### AIM:
Return the whole listing exactly as it stands.

### TASK INPUT:
○ ○ ○
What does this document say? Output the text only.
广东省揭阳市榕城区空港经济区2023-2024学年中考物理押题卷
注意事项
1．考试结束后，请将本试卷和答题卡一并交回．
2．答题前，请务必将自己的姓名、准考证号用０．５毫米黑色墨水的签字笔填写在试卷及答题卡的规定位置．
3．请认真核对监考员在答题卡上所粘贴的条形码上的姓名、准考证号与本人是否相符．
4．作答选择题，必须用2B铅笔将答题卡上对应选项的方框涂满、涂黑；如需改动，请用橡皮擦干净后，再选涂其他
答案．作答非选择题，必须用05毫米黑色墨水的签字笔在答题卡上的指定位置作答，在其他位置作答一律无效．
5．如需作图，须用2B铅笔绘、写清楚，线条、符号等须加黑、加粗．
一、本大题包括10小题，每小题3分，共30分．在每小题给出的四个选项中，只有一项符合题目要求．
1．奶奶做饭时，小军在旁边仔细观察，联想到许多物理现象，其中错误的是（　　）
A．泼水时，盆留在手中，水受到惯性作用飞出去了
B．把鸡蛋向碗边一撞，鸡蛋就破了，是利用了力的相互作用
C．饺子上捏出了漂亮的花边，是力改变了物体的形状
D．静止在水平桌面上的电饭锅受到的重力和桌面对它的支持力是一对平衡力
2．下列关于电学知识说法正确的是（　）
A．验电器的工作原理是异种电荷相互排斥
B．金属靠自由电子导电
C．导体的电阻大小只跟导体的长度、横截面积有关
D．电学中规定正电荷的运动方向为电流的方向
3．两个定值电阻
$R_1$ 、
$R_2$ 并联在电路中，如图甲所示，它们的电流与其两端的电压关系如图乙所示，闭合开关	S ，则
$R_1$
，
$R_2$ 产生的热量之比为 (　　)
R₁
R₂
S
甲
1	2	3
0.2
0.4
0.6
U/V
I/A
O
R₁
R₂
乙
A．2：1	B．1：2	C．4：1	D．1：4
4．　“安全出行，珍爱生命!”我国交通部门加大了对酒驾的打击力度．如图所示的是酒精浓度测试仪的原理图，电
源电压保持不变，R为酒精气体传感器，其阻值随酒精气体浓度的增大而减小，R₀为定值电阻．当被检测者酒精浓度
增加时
○ ○ ○
### SOLUTION TO THIS EXERCISE:
What does this document say? Output the text only.
广东省揭阳市榕城区空港经济区2023-2024学年中考物理押题卷
注意事项
1．考试结束后，请将本试卷和答题卡一并交回．
2．答题前，请务必将自己的姓名、准考证号用０．５毫米黑色墨水的签字笔填写在试卷及答题卡的规定位置．
3．请认真核对监考员在答题卡上所粘贴的条形码上的姓名、准考证号与本人是否相符．
4．作答选择题，必须用2B铅笔将答题卡上对应选项的方框涂满、涂黑；如需改动，请用橡皮擦干净后，再选涂其他
答案．作答非选择题，必须用05毫米黑色墨水的签字笔在答题卡上的指定位置作答，在其他位置作答一律无效．
5．如需作图，须用2B铅笔绘、写清楚，线条、符号等须加黑、加粗．
一、本大题包括10小题，每小题3分，共30分．在每小题给出的四个选项中，只有一项符合题目要求．
1．奶奶做饭时，小军在旁边仔细观察，联想到许多物理现象，其中错误的是（　　）
A．泼水时，盆留在手中，水受到惯性作用飞出去了
B．把鸡蛋向碗边一撞，鸡蛋就破了，是利用了力的相互作用
C．饺子上捏出了漂亮的花边，是力改变了物体的形状
D．静止在水平桌面上的电饭锅受到的重力和桌面对它的支持力是一对平衡力
2．下列关于电学知识说法正确的是（　）
A．验电器的工作原理是异种电荷相互排斥
B．金属靠自由电子导电
C．导体的电阻大小只跟导体的长度、横截面积有关
D．电学中规定正电荷的运动方向为电流的方向
3．两个定值电阻
$R_1$ 、
$R_2$ 并联在电路中，如图甲所示，它们的电流与其两端的电压关系如图乙所示，闭合开关	S ，则
$R_1$
，
$R_2$ 产生的热量之比为 (　　)
R₁
R₂
S
甲
1	2	3
0.2
0.4
0.6
U/V
I/A
O
R₁
R₂
乙
A．2：1	B．1：2	C．4：1	D．1：4
4．　“安全出行，珍爱生命!”我国交通部门加大了对酒驾的打击力度．如图所示的是酒精浓度测试仪的原理图，电
源电压保持不变，R为酒精气体传感器，其阻值随酒精气体浓度的增大而减小，R₀为定值电阻．当被检测者酒精浓度
增加时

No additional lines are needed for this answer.